* [Task description]
Find every line containing the word "origine" and report the count, nothing more.
==*==
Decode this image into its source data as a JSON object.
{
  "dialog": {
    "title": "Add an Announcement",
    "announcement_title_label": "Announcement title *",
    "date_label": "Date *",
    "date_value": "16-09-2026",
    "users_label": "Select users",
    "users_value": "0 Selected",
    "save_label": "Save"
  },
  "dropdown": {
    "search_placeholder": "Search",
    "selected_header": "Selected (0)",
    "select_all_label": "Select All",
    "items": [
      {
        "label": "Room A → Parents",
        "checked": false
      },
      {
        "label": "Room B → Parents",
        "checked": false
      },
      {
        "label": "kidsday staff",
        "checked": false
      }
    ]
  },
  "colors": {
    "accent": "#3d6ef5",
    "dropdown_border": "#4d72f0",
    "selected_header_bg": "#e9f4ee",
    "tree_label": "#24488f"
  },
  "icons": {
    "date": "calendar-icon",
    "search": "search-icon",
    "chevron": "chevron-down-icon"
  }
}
==*==
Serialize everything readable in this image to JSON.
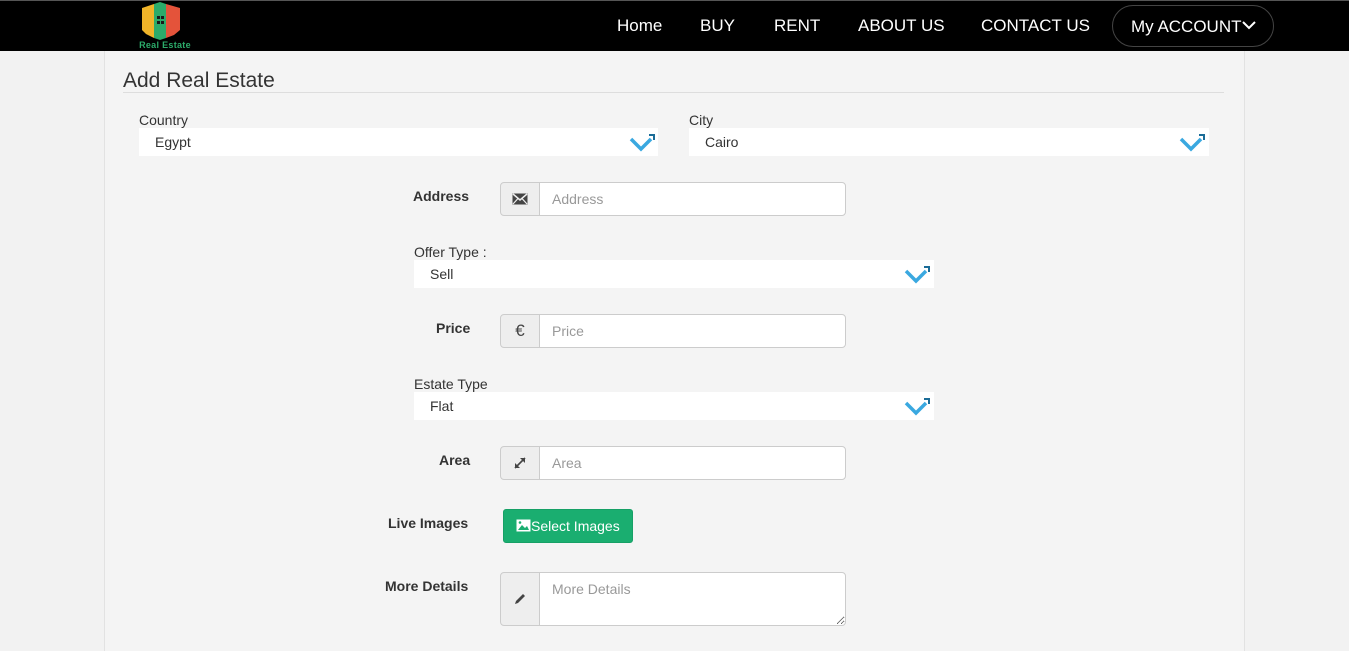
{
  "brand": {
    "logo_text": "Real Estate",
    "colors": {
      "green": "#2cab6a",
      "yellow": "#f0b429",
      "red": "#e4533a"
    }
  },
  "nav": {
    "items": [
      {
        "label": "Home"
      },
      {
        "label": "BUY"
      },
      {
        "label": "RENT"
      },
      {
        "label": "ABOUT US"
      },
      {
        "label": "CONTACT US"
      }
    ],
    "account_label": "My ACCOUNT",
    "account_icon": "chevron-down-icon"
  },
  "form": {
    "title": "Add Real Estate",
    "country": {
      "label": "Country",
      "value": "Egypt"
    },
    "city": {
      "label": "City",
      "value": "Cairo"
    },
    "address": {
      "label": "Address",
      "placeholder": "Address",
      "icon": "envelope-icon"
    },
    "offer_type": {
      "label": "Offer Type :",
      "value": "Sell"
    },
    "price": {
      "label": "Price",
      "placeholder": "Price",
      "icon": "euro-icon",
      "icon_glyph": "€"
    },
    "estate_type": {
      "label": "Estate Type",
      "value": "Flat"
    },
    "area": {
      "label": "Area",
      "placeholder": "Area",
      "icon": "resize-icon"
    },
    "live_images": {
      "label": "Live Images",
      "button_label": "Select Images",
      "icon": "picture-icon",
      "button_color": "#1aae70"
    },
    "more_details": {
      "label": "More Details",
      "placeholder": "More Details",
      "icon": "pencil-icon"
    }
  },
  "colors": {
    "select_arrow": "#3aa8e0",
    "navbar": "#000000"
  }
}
==*==
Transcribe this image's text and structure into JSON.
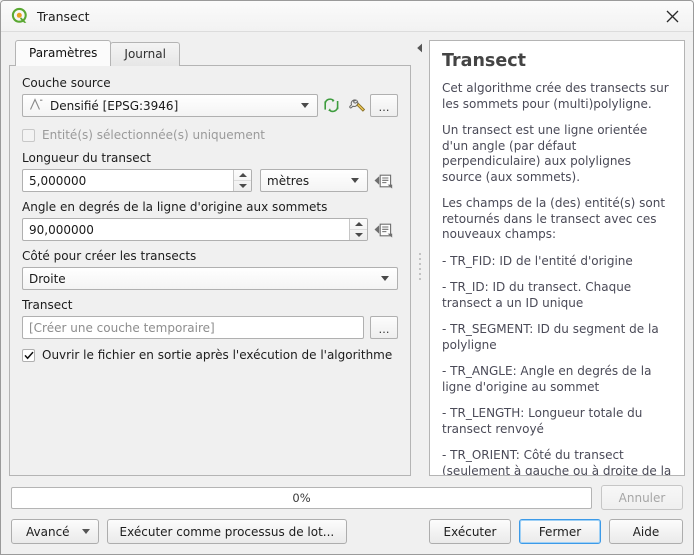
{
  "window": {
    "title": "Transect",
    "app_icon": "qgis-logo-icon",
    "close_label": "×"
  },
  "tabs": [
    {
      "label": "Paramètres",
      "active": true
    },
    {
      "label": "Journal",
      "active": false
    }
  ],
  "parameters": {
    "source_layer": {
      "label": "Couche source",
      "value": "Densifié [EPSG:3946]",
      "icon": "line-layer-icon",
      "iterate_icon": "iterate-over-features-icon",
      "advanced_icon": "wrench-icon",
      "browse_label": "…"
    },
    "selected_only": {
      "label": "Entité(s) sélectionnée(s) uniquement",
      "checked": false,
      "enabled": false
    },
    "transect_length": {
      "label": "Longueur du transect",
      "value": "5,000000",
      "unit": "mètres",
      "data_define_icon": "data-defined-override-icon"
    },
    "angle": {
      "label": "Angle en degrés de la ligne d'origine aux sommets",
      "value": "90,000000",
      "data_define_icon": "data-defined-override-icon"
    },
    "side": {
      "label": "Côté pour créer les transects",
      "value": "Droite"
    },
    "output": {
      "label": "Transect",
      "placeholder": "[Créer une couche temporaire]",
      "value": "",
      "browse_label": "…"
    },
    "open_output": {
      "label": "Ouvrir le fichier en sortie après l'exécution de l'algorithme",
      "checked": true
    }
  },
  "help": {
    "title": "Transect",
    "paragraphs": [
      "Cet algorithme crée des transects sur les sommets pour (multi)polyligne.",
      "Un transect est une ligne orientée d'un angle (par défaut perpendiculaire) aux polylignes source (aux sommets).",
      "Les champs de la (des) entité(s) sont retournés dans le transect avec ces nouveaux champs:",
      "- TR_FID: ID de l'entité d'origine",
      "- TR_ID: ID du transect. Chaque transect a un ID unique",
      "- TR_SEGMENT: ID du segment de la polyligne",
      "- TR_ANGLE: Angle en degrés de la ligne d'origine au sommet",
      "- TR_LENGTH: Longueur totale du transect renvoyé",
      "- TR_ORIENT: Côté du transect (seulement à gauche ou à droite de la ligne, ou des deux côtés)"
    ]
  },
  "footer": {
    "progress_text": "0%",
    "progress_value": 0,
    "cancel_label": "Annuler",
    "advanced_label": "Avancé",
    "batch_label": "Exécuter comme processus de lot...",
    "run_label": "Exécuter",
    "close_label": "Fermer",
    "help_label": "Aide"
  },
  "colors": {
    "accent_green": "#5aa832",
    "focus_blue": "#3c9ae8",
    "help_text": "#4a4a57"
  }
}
==*==
* [Response to the task]
3